> Brief
Please write out the material below exactly as given.

> Dataset entries
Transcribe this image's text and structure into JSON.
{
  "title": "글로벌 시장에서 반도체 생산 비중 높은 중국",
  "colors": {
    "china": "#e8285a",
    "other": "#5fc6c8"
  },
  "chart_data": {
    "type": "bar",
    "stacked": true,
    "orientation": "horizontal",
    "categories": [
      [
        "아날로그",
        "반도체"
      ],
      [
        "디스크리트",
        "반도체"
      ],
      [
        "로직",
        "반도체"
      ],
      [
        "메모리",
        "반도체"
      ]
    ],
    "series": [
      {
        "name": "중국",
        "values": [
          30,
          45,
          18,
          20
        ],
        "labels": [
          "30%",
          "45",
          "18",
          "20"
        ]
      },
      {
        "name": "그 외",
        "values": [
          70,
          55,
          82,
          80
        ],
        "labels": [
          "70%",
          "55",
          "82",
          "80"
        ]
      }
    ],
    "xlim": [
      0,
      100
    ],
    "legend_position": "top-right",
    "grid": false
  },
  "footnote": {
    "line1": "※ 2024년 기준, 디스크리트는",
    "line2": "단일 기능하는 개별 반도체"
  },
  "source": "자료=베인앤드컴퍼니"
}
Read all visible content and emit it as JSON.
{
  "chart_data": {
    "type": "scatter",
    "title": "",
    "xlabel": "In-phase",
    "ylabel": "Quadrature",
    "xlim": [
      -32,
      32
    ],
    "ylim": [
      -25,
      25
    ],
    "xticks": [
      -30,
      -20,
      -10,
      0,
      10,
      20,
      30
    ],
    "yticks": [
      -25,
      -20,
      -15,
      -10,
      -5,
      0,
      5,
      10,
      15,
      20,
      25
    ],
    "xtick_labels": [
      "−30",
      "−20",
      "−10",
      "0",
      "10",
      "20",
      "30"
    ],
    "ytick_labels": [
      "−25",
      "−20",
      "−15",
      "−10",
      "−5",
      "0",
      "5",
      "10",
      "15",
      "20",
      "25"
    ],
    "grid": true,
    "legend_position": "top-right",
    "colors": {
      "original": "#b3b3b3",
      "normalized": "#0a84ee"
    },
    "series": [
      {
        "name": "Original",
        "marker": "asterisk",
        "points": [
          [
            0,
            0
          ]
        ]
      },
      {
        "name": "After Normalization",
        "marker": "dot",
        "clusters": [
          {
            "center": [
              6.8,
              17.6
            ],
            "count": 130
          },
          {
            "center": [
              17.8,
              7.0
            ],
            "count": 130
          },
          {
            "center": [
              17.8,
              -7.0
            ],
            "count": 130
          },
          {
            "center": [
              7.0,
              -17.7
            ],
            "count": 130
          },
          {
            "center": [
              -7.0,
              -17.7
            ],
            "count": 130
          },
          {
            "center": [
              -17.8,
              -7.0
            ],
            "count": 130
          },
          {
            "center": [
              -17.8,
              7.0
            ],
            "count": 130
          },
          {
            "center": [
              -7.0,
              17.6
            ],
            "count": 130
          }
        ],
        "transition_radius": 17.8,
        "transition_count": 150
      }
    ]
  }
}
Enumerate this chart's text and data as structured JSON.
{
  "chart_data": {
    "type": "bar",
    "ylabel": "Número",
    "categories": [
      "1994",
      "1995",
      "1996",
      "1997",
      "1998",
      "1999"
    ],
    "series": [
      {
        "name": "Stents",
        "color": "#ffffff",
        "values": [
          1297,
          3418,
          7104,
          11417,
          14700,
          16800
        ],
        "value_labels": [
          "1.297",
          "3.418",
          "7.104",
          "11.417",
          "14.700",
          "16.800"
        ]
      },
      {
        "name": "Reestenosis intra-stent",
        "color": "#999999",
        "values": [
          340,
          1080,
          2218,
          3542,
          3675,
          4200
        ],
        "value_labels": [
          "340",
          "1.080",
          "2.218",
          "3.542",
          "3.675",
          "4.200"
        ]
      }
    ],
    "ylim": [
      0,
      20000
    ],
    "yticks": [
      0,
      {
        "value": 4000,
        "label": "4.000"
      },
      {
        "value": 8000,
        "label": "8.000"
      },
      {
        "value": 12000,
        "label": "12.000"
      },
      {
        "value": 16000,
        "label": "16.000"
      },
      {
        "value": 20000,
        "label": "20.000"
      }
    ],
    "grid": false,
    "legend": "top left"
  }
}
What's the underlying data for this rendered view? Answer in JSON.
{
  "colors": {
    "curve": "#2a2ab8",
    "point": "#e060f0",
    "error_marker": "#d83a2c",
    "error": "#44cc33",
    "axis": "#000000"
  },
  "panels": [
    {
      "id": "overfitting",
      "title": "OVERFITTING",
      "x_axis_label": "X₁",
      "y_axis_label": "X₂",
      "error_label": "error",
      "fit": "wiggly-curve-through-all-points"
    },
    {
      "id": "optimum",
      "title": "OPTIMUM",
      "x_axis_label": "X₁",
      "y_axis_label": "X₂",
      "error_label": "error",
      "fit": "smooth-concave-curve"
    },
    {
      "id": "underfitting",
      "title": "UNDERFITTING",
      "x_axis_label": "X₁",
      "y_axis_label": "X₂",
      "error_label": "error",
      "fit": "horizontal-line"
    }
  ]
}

> Worked solution
Transcribe this image's text and structure into JSON.
{
  "title": "글로벌 시장에서 반도체 생산 비중 높은 중국",
  "colors": {
    "china": "#e8285a",
    "other": "#5fc6c8"
  },
  "chart_data": {
    "type": "bar",
    "stacked": true,
    "orientation": "horizontal",
    "categories": [
      [
        "아날로그",
        "반도체"
      ],
      [
        "디스크리트",
        "반도체"
      ],
      [
        "로직",
        "반도체"
      ],
      [
        "메모리",
        "반도체"
      ]
    ],
    "series": [
      {
        "name": "중국",
        "values": [
          30,
          45,
          18,
          20
        ],
        "labels": [
          "30%",
          "45",
          "18",
          "20"
        ]
      },
      {
        "name": "그 외",
        "values": [
          70,
          55,
          82,
          80
        ],
        "labels": [
          "70%",
          "55",
          "82",
          "80"
        ]
      }
    ],
    "xlim": [
      0,
      100
    ],
    "legend_position": "top-right",
    "grid": false
  },
  "footnote": {
    "line1": "※ 2024년 기준, 디스크리트는",
    "line2": "단일 기능하는 개별 반도체"
  },
  "source": "자료=베인앤드컴퍼니"
}
Read all visible content and emit it as JSON.
{
  "chart_data": {
    "type": "scatter",
    "title": "",
    "xlabel": "In-phase",
    "ylabel": "Quadrature",
    "xlim": [
      -32,
      32
    ],
    "ylim": [
      -25,
      25
    ],
    "xticks": [
      -30,
      -20,
      -10,
      0,
      10,
      20,
      30
    ],
    "yticks": [
      -25,
      -20,
      -15,
      -10,
      -5,
      0,
      5,
      10,
      15,
      20,
      25
    ],
    "xtick_labels": [
      "−30",
      "−20",
      "−10",
      "0",
      "10",
      "20",
      "30"
    ],
    "ytick_labels": [
      "−25",
      "−20",
      "−15",
      "−10",
      "−5",
      "0",
      "5",
      "10",
      "15",
      "20",
      "25"
    ],
    "grid": true,
    "legend_position": "top-right",
    "colors": {
      "original": "#b3b3b3",
      "normalized": "#0a84ee"
    },
    "series": [
      {
        "name": "Original",
        "marker": "asterisk",
        "points": [
          [
            0,
            0
          ]
        ]
      },
      {
        "name": "After Normalization",
        "marker": "dot",
        "clusters": [
          {
            "center": [
              6.8,
              17.6
            ],
            "count": 130
          },
          {
            "center": [
              17.8,
              7.0
            ],
            "count": 130
          },
          {
            "center": [
              17.8,
              -7.0
            ],
            "count": 130
          },
          {
            "center": [
              7.0,
              -17.7
            ],
            "count": 130
          },
          {
            "center": [
              -7.0,
              -17.7
            ],
            "count": 130
          },
          {
            "center": [
              -17.8,
              -7.0
            ],
            "count": 130
          },
          {
            "center": [
              -17.8,
              7.0
            ],
            "count": 130
          },
          {
            "center": [
              -7.0,
              17.6
            ],
            "count": 130
          }
        ],
        "transition_radius": 17.8,
        "transition_count": 150
      }
    ]
  }
}
Enumerate this chart's text and data as structured JSON.
{
  "chart_data": {
    "type": "bar",
    "ylabel": "Número",
    "categories": [
      "1994",
      "1995",
      "1996",
      "1997",
      "1998",
      "1999"
    ],
    "series": [
      {
        "name": "Stents",
        "color": "#ffffff",
        "values": [
          1297,
          3418,
          7104,
          11417,
          14700,
          16800
        ],
        "value_labels": [
          "1.297",
          "3.418",
          "7.104",
          "11.417",
          "14.700",
          "16.800"
        ]
      },
      {
        "name": "Reestenosis intra-stent",
        "color": "#999999",
        "values": [
          340,
          1080,
          2218,
          3542,
          3675,
          4200
        ],
        "value_labels": [
          "340",
          "1.080",
          "2.218",
          "3.542",
          "3.675",
          "4.200"
        ]
      }
    ],
    "ylim": [
      0,
      20000
    ],
    "yticks": [
      0,
      {
        "value": 4000,
        "label": "4.000"
      },
      {
        "value": 8000,
        "label": "8.000"
      },
      {
        "value": 12000,
        "label": "12.000"
      },
      {
        "value": 16000,
        "label": "16.000"
      },
      {
        "value": 20000,
        "label": "20.000"
      }
    ],
    "grid": false,
    "legend": "top left"
  }
}
What's the underlying data for this rendered view? Answer in JSON.
{
  "colors": {
    "curve": "#2a2ab8",
    "point": "#e060f0",
    "error_marker": "#d83a2c",
    "error": "#44cc33",
    "axis": "#000000"
  },
  "panels": [
    {
      "id": "overfitting",
      "title": "OVERFITTING",
      "x_axis_label": "X₁",
      "y_axis_label": "X₂",
      "error_label": "error",
      "fit": "wiggly-curve-through-all-points"
    },
    {
      "id": "optimum",
      "title": "OPTIMUM",
      "x_axis_label": "X₁",
      "y_axis_label": "X₂",
      "error_label": "error",
      "fit": "smooth-concave-curve"
    },
    {
      "id": "underfitting",
      "title": "UNDERFITTING",
      "x_axis_label": "X₁",
      "y_axis_label": "X₂",
      "error_label": "error",
      "fit": "horizontal-line"
    }
  ]
}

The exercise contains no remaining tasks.